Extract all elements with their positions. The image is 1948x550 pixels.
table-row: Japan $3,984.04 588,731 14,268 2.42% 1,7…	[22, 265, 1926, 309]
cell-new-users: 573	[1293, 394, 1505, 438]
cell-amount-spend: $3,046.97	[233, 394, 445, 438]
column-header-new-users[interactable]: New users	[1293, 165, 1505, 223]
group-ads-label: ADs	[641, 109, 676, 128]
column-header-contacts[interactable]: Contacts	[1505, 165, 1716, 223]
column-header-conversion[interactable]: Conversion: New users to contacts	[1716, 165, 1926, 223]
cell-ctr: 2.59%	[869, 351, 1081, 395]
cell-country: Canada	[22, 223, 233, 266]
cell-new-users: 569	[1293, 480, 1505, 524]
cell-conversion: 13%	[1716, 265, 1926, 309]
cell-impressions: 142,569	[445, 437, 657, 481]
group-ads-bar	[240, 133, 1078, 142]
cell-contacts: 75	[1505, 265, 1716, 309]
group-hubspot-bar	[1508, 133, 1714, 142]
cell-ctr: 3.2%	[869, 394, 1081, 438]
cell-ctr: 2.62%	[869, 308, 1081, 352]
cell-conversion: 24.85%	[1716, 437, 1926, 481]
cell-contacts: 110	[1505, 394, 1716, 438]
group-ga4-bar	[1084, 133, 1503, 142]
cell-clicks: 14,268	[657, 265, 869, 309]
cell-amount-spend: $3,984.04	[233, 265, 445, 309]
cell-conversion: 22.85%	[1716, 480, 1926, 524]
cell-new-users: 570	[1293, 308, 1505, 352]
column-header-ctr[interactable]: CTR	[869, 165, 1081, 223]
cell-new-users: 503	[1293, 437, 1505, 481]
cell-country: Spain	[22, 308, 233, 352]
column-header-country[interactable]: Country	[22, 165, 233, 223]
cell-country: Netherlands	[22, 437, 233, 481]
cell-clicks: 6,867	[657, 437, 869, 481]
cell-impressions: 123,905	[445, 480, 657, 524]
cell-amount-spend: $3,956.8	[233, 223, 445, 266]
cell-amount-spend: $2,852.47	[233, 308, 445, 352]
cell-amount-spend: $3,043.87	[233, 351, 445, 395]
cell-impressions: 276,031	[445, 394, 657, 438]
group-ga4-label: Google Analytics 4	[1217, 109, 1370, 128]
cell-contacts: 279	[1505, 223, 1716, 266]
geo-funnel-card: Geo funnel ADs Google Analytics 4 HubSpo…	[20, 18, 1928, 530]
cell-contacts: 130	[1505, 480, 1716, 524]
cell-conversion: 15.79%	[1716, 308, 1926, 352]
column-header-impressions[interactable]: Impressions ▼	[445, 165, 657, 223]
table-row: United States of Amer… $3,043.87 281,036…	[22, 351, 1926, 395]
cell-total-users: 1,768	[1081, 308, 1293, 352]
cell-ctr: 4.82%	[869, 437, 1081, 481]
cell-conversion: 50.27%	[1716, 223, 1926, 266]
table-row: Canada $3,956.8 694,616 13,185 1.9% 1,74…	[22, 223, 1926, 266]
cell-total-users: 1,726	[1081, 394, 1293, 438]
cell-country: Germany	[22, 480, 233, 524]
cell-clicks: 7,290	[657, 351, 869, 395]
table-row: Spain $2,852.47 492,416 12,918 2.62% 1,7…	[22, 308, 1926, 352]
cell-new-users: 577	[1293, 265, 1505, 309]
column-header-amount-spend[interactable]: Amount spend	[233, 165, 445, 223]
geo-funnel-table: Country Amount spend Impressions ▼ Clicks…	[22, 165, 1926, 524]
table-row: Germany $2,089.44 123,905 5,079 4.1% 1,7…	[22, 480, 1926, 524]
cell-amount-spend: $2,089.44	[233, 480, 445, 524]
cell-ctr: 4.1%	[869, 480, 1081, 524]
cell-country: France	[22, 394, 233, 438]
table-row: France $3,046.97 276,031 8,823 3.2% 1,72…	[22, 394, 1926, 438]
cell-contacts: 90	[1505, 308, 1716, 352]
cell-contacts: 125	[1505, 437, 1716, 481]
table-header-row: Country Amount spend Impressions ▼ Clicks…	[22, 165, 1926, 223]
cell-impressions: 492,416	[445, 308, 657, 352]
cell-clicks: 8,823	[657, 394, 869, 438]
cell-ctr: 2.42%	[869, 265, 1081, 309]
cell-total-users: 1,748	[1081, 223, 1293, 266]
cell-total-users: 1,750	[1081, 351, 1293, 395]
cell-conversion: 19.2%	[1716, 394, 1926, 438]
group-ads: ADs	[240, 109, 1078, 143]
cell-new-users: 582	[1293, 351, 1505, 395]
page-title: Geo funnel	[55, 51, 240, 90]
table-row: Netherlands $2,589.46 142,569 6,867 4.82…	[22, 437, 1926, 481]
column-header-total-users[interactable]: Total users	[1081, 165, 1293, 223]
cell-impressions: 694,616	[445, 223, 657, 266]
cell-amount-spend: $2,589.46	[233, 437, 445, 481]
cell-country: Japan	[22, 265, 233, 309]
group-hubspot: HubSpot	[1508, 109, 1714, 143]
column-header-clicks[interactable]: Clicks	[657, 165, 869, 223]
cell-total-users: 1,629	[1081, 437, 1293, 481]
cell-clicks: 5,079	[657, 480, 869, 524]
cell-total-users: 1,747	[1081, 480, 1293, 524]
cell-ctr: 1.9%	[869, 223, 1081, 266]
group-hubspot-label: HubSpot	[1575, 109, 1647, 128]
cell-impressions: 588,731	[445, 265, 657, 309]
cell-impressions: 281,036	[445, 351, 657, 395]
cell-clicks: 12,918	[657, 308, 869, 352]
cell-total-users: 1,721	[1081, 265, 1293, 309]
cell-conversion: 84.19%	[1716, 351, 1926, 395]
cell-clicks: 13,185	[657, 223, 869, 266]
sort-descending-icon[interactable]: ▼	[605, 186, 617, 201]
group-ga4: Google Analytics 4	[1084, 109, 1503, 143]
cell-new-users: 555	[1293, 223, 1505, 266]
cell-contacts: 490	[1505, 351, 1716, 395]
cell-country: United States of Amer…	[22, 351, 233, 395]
======
### EXERCISE DIRECTIONS
Copy the records verbatim from their first line down through the line that contains "308, 233, 352]", including that line.

### RESPONSE TO THE TASK
Extract all elements with their positions. The image is 1948x550 pixels.
table-row: Japan $3,984.04 588,731 14,268 2.42% 1,7…	[22, 265, 1926, 309]
cell-new-users: 573	[1293, 394, 1505, 438]
cell-amount-spend: $3,046.97	[233, 394, 445, 438]
column-header-new-users[interactable]: New users	[1293, 165, 1505, 223]
group-ads-label: ADs	[641, 109, 676, 128]
column-header-contacts[interactable]: Contacts	[1505, 165, 1716, 223]
column-header-conversion[interactable]: Conversion: New users to contacts	[1716, 165, 1926, 223]
cell-ctr: 2.59%	[869, 351, 1081, 395]
cell-country: Canada	[22, 223, 233, 266]
cell-new-users: 569	[1293, 480, 1505, 524]
cell-conversion: 13%	[1716, 265, 1926, 309]
cell-impressions: 142,569	[445, 437, 657, 481]
group-ads-bar	[240, 133, 1078, 142]
cell-contacts: 75	[1505, 265, 1716, 309]
group-hubspot-bar	[1508, 133, 1714, 142]
cell-ctr: 3.2%	[869, 394, 1081, 438]
cell-ctr: 2.62%	[869, 308, 1081, 352]
cell-conversion: 24.85%	[1716, 437, 1926, 481]
cell-contacts: 110	[1505, 394, 1716, 438]
group-ga4-bar	[1084, 133, 1503, 142]
cell-clicks: 14,268	[657, 265, 869, 309]
cell-amount-spend: $3,984.04	[233, 265, 445, 309]
cell-conversion: 22.85%	[1716, 480, 1926, 524]
cell-new-users: 570	[1293, 308, 1505, 352]
column-header-ctr[interactable]: CTR	[869, 165, 1081, 223]
cell-new-users: 503	[1293, 437, 1505, 481]
cell-country: Spain	[22, 308, 233, 352]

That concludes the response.